/---

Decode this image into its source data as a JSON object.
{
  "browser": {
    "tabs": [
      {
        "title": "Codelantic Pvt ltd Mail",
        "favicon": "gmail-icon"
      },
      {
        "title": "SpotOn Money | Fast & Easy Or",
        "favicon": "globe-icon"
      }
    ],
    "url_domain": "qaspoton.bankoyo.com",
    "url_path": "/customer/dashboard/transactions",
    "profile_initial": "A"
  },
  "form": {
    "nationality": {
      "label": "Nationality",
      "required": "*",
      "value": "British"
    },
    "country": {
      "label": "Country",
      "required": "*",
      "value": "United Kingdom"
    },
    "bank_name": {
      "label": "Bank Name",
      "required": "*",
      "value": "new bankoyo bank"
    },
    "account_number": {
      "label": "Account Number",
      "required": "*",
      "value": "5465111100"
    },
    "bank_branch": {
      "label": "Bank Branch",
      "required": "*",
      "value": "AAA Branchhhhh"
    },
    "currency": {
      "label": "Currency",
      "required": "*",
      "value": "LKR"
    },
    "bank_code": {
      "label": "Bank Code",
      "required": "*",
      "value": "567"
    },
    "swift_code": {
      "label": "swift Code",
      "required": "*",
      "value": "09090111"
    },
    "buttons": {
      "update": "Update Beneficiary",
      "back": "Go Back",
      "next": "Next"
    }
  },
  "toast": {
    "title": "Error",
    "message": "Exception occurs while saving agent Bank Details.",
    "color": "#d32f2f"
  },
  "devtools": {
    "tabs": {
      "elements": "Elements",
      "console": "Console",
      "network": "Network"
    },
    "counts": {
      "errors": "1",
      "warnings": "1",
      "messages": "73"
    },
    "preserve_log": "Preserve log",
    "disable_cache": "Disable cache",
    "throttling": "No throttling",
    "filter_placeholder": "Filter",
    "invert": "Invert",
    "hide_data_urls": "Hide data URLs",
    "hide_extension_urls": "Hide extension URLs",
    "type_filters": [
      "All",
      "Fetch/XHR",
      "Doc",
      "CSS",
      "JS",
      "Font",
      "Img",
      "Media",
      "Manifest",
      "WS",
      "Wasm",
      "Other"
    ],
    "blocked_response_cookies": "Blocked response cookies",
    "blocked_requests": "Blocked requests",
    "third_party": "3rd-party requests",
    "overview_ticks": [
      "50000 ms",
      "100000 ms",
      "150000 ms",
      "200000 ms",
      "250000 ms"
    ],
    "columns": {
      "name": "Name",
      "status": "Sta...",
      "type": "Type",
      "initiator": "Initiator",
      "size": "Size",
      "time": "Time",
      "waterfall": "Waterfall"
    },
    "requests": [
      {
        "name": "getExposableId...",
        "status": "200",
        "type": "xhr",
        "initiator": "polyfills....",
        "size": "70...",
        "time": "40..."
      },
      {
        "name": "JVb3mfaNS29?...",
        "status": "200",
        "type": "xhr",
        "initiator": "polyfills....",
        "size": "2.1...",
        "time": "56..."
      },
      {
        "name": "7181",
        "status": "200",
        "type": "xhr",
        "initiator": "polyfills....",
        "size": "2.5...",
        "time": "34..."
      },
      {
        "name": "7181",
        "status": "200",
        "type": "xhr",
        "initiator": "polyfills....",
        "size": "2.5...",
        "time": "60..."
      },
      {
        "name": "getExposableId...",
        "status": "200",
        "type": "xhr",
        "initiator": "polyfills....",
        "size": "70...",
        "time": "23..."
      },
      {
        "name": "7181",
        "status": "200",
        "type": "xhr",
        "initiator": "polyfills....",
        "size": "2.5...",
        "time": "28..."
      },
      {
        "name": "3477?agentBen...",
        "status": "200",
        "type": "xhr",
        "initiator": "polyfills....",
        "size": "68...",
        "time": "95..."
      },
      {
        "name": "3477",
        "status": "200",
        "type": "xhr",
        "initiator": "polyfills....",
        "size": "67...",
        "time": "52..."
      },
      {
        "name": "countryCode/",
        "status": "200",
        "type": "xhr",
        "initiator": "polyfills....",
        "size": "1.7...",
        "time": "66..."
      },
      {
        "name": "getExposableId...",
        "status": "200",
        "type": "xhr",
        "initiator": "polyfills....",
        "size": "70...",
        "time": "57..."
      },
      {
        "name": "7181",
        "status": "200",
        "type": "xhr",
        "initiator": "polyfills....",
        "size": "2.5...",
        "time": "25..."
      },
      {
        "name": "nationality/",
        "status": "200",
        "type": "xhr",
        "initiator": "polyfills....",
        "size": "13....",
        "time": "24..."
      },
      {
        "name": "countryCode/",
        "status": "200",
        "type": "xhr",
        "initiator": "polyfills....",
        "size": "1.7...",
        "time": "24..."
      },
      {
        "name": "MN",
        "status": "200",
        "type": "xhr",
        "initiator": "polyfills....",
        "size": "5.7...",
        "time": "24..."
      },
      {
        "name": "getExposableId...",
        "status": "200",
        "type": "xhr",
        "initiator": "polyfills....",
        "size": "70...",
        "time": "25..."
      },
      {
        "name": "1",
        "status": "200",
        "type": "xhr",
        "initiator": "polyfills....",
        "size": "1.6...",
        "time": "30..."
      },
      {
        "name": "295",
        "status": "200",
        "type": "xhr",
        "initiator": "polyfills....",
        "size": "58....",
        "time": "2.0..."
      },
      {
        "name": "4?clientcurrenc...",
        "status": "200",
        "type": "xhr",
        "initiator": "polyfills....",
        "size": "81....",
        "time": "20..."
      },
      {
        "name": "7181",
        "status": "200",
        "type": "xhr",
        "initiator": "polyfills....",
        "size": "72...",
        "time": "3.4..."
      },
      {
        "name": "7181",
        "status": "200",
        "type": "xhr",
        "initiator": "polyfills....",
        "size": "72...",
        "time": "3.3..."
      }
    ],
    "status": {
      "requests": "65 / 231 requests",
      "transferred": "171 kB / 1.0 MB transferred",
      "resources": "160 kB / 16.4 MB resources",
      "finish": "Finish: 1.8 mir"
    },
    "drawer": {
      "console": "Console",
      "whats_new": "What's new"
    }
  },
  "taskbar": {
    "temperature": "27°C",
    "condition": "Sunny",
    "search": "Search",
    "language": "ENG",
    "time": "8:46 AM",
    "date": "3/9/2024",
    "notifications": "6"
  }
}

\---

◆ Work instructions: How many of the lines above hold "value"? Answer with only the number.

◆ The completed task: 8